• _What is being asked_
Only the lines from the one containing "Convert this document image to plain text." through the end of the records should be retyped, exactly and including both ends; pictures stay out.

• _Supplied records_

>> START

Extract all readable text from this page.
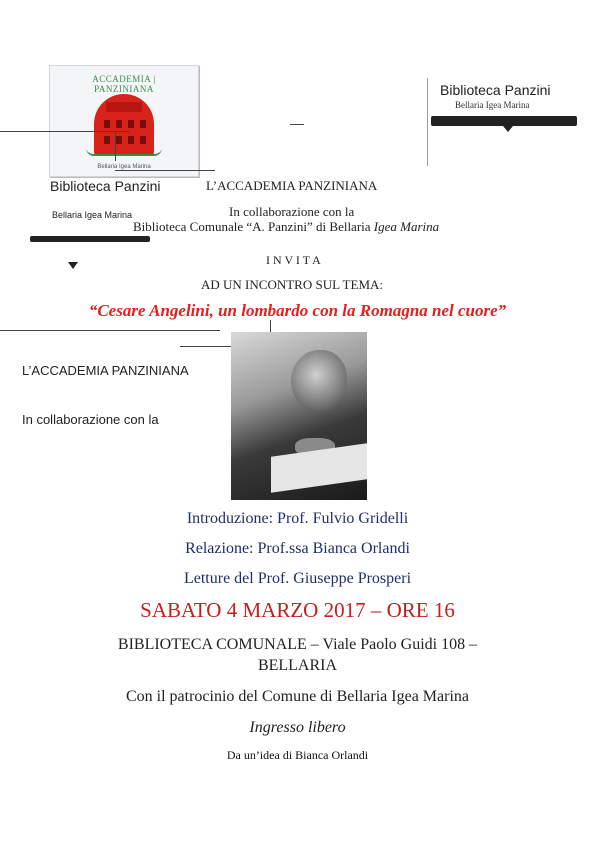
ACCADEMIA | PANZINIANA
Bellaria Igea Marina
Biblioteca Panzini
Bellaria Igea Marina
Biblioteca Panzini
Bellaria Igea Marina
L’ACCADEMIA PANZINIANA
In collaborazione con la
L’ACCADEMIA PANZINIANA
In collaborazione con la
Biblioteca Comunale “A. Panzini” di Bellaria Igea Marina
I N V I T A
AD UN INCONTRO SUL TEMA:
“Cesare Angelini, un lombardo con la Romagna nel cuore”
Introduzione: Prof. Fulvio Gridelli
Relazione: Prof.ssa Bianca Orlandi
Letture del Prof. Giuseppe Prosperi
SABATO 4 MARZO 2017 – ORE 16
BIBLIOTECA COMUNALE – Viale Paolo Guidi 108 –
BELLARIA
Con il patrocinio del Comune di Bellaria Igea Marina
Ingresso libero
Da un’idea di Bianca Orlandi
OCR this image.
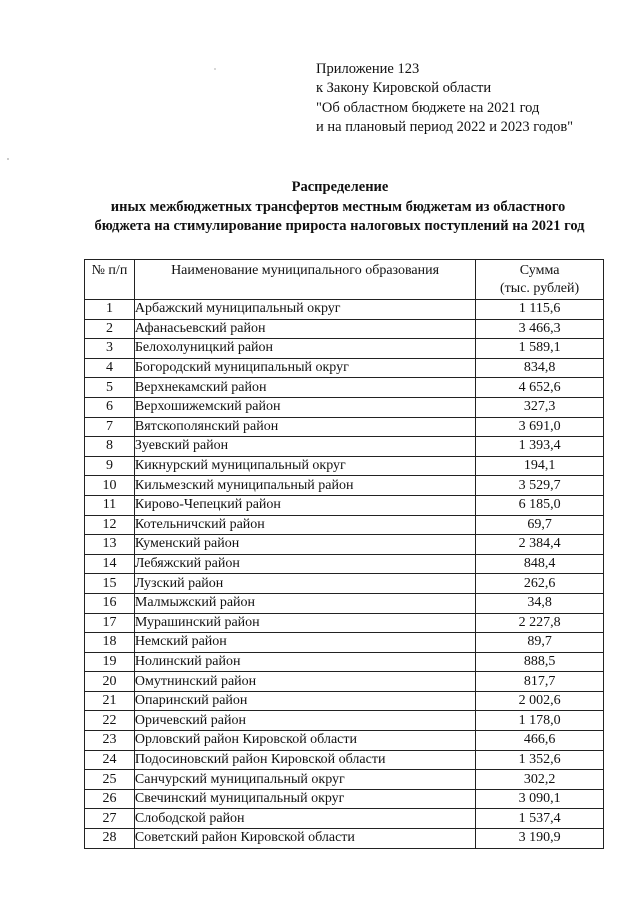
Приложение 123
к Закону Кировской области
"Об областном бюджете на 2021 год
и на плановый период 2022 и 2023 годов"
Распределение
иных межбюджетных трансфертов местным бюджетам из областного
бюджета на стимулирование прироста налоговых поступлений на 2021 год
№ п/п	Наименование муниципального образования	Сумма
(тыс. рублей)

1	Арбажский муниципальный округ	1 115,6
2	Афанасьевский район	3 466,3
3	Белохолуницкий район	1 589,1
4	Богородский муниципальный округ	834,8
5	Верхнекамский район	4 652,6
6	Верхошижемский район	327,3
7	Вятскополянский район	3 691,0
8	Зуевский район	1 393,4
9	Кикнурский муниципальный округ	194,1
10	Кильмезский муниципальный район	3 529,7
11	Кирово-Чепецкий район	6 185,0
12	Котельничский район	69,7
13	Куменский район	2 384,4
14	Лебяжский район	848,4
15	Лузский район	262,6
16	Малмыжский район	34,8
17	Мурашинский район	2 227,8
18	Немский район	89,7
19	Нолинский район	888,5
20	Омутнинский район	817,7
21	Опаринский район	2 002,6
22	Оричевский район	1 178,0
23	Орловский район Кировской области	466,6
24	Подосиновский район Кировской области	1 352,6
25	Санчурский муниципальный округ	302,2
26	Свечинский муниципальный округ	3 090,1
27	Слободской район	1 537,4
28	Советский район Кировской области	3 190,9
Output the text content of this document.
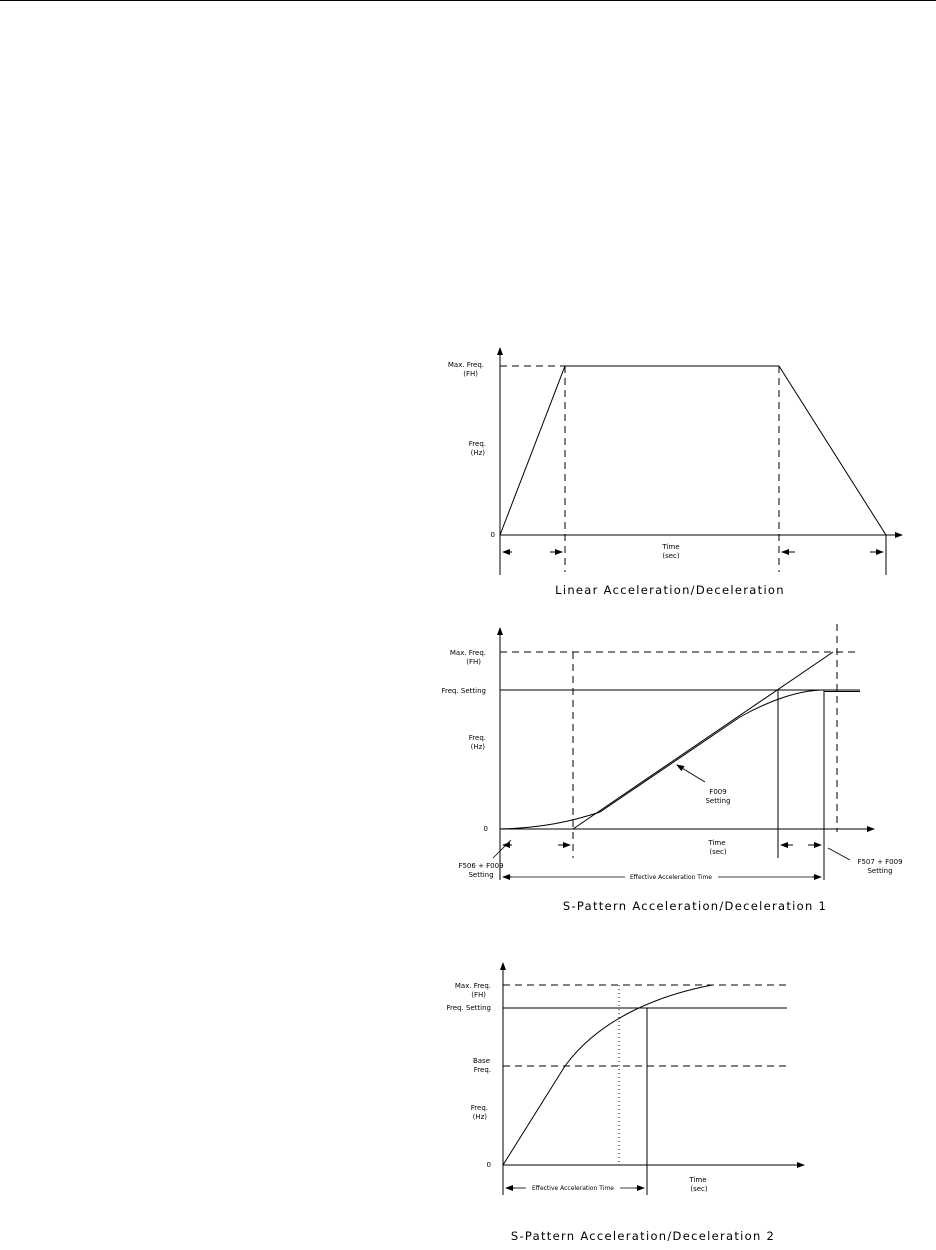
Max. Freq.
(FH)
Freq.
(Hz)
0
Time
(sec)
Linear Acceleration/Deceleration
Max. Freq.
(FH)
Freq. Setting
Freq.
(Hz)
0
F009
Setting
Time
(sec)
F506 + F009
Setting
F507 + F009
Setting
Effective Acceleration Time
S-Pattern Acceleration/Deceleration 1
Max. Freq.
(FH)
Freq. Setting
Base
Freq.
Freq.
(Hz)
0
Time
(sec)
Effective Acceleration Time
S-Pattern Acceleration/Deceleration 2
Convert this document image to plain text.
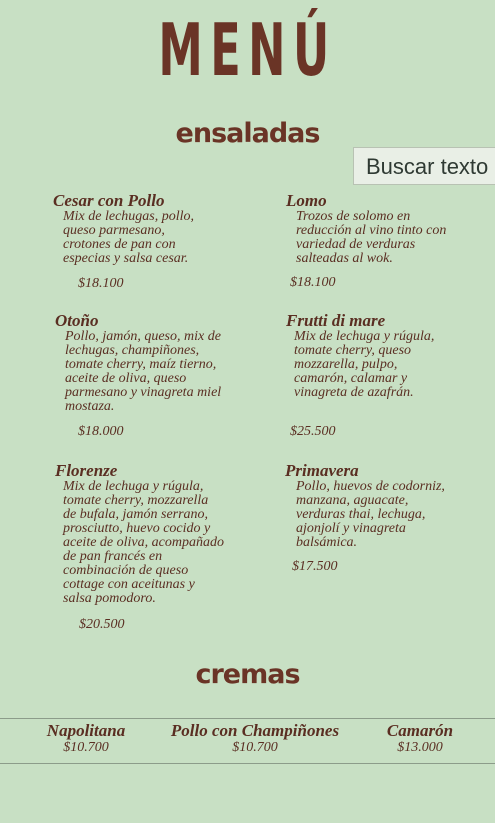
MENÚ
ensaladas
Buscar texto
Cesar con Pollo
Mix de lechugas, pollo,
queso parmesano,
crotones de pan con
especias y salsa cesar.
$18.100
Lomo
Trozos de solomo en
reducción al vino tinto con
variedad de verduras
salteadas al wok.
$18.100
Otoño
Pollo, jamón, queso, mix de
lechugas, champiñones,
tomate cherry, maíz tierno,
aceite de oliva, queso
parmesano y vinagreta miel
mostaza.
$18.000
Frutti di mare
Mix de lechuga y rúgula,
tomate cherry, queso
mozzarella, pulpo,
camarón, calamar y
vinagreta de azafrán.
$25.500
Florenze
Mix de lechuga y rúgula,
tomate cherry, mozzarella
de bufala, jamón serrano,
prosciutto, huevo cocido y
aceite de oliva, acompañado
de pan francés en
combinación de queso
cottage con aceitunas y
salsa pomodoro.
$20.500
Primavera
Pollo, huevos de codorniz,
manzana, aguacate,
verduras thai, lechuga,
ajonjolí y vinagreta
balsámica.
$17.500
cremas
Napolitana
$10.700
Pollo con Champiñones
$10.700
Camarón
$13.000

>> END

• _Response below_
Convert this document image to plain text.
MENÚ
ensaladas
Buscar texto
Cesar con Pollo
Mix de lechugas, pollo,
queso parmesano,
crotones de pan con
especias y salsa cesar.
$18.100
Lomo
Trozos de solomo en
reducción al vino tinto con
variedad de verduras
salteadas al wok.
$18.100
Otoño
Pollo, jamón, queso, mix de
lechugas, champiñones,
tomate cherry, maíz tierno,
aceite de oliva, queso
parmesano y vinagreta miel
mostaza.
$18.000
Frutti di mare
Mix de lechuga y rúgula,
tomate cherry, queso
mozzarella, pulpo,
camarón, calamar y
vinagreta de azafrán.
$25.500
Florenze
Mix de lechuga y rúgula,
tomate cherry, mozzarella
de bufala, jamón serrano,
prosciutto, huevo cocido y
aceite de oliva, acompañado
de pan francés en
combinación de queso
cottage con aceitunas y
salsa pomodoro.
$20.500
Primavera
Pollo, huevos de codorniz,
manzana, aguacate,
verduras thai, lechuga,
ajonjolí y vinagreta
balsámica.
$17.500
cremas
Napolitana
$10.700
Pollo con Champiñones
$10.700
Camarón
$13.000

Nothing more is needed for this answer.